▶ **PROVIDED ENTRIES**
begin

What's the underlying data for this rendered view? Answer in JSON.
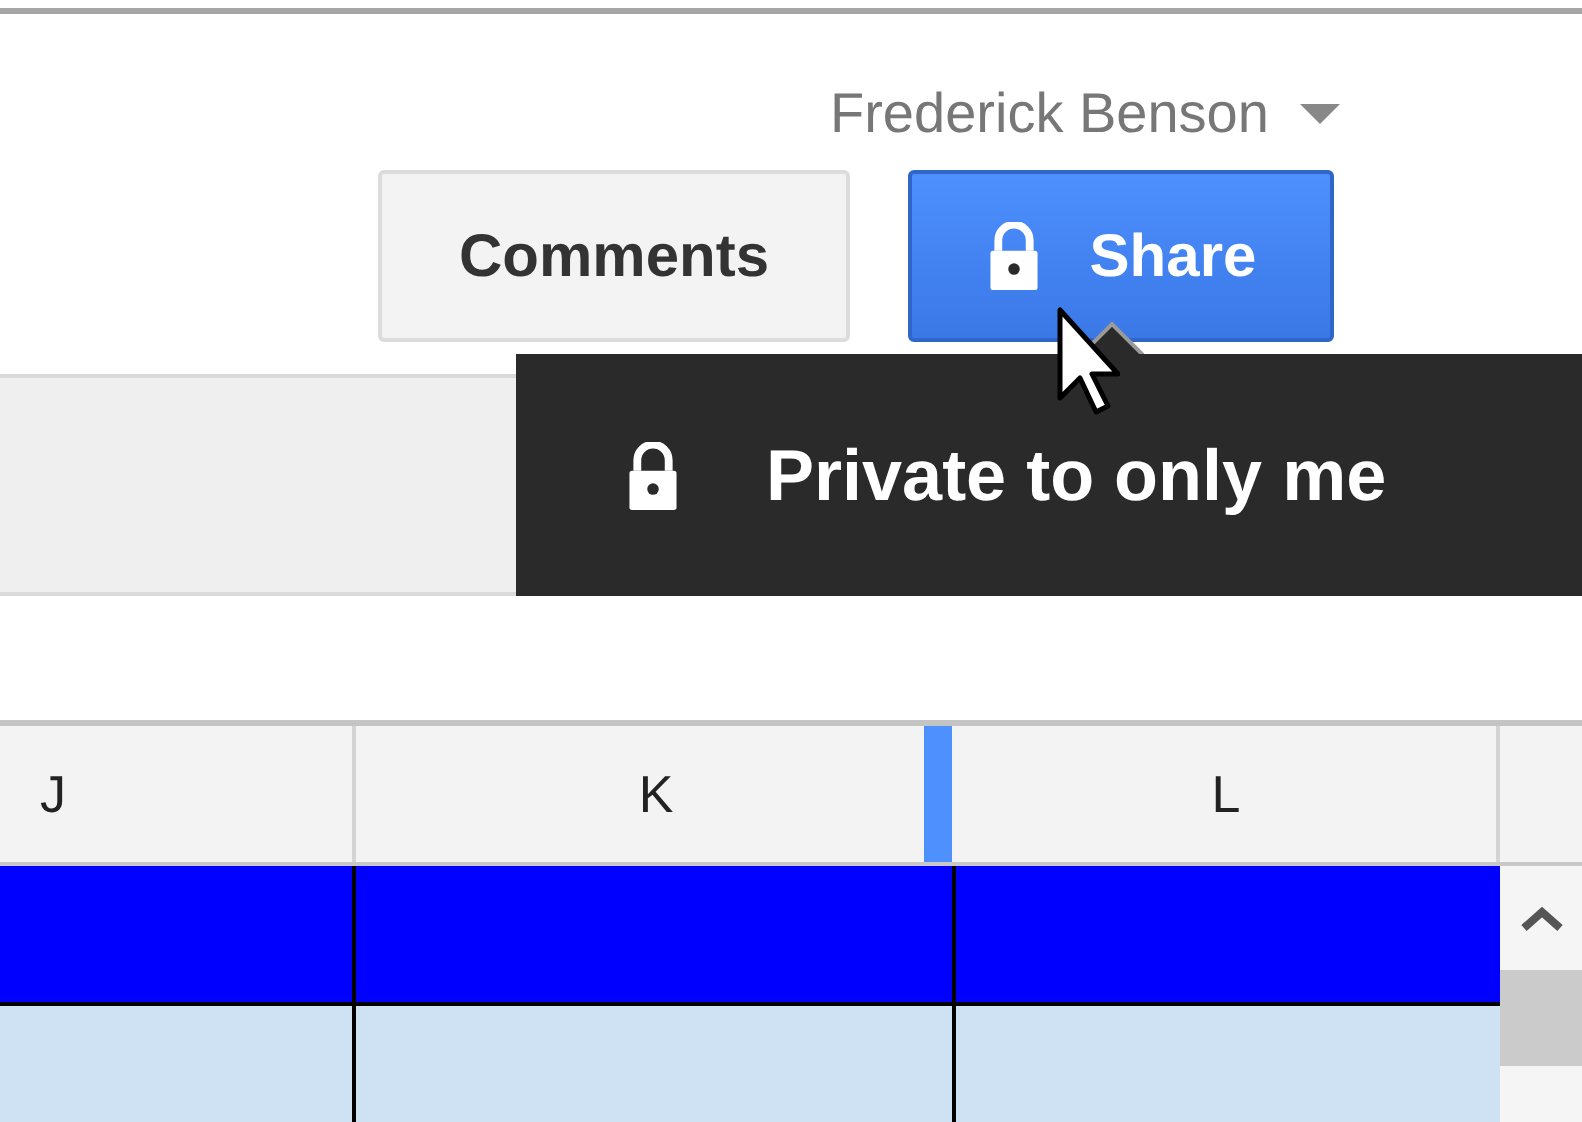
{
  "user": {
    "name": "Frederick Benson"
  },
  "buttons": [
    {
      "label": "Comments",
      "kind": "plain"
    },
    {
      "label": "Share",
      "kind": "primary"
    }
  ],
  "tooltip": {
    "text": "Private to only me"
  },
  "columns": [
    {
      "label": "J"
    },
    {
      "label": "K"
    },
    {
      "label": "L"
    }
  ],
  "rows": [
    {
      "color": "#0000ff"
    },
    {
      "color": "#cfe2f3"
    }
  ]
}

end

▶ **AIM OF THE EXERCISE**
Do not include the images; transcribe the rest of the listing exactly.

▶ **TASK OUTPUT**
What's the underlying data for this rendered view? Answer in JSON.
{
  "user": {
    "name": "Frederick Benson"
  },
  "buttons": [
    {
      "label": "Comments",
      "kind": "plain"
    },
    {
      "label": "Share",
      "kind": "primary"
    }
  ],
  "tooltip": {
    "text": "Private to only me"
  },
  "columns": [
    {
      "label": "J"
    },
    {
      "label": "K"
    },
    {
      "label": "L"
    }
  ],
  "rows": [
    {
      "color": "#0000ff"
    },
    {
      "color": "#cfe2f3"
    }
  ]
}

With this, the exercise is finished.